▶ [EXCERPTED DATA]:
****************************************
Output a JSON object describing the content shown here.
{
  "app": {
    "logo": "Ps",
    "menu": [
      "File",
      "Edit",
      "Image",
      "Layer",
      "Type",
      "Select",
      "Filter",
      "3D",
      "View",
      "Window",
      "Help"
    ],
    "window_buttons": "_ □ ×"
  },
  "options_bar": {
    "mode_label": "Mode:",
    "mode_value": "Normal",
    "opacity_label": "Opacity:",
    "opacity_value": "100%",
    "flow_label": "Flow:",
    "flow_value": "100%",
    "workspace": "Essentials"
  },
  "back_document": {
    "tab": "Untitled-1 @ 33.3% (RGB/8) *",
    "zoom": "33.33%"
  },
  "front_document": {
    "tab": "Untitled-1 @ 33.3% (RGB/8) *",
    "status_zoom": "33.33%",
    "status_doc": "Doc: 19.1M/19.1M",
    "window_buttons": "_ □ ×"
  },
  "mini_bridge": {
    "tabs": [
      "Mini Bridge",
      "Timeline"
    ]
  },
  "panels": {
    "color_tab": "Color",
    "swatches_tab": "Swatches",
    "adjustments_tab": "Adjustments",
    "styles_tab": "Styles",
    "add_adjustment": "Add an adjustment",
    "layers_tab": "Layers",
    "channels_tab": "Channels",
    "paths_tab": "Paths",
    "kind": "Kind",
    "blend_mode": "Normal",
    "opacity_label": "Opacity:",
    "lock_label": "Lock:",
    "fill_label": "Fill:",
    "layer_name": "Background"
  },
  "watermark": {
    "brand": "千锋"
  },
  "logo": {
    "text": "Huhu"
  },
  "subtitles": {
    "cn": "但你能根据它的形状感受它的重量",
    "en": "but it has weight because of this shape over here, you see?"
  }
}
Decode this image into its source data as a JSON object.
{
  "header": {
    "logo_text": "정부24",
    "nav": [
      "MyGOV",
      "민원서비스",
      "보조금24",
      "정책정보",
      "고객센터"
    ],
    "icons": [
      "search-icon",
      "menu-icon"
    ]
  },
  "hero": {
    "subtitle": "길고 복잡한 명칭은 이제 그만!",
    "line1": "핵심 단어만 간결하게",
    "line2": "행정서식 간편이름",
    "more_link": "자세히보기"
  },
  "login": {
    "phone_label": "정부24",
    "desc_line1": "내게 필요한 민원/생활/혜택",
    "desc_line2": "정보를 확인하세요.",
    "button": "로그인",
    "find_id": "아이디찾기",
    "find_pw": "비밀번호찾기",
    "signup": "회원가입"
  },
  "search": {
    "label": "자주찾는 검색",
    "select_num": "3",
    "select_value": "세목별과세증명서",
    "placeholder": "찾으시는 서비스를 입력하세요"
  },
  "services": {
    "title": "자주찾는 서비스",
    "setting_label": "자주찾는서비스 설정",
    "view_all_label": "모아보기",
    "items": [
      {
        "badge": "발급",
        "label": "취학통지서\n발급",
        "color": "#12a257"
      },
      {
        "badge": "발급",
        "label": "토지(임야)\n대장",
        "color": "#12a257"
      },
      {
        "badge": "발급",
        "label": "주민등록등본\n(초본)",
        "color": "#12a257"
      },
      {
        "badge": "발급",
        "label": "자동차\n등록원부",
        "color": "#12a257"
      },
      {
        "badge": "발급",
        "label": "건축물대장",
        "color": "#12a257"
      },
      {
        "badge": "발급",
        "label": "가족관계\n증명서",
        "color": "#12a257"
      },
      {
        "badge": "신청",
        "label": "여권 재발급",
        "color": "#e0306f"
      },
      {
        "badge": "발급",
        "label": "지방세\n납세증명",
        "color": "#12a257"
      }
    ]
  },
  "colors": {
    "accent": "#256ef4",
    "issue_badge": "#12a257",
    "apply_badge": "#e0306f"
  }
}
****************************************
▶ [THE REQUEST]: What is the number of lines that hold the string "this"? Give it alone.

▶ [EXPECTED ANSWER]: 2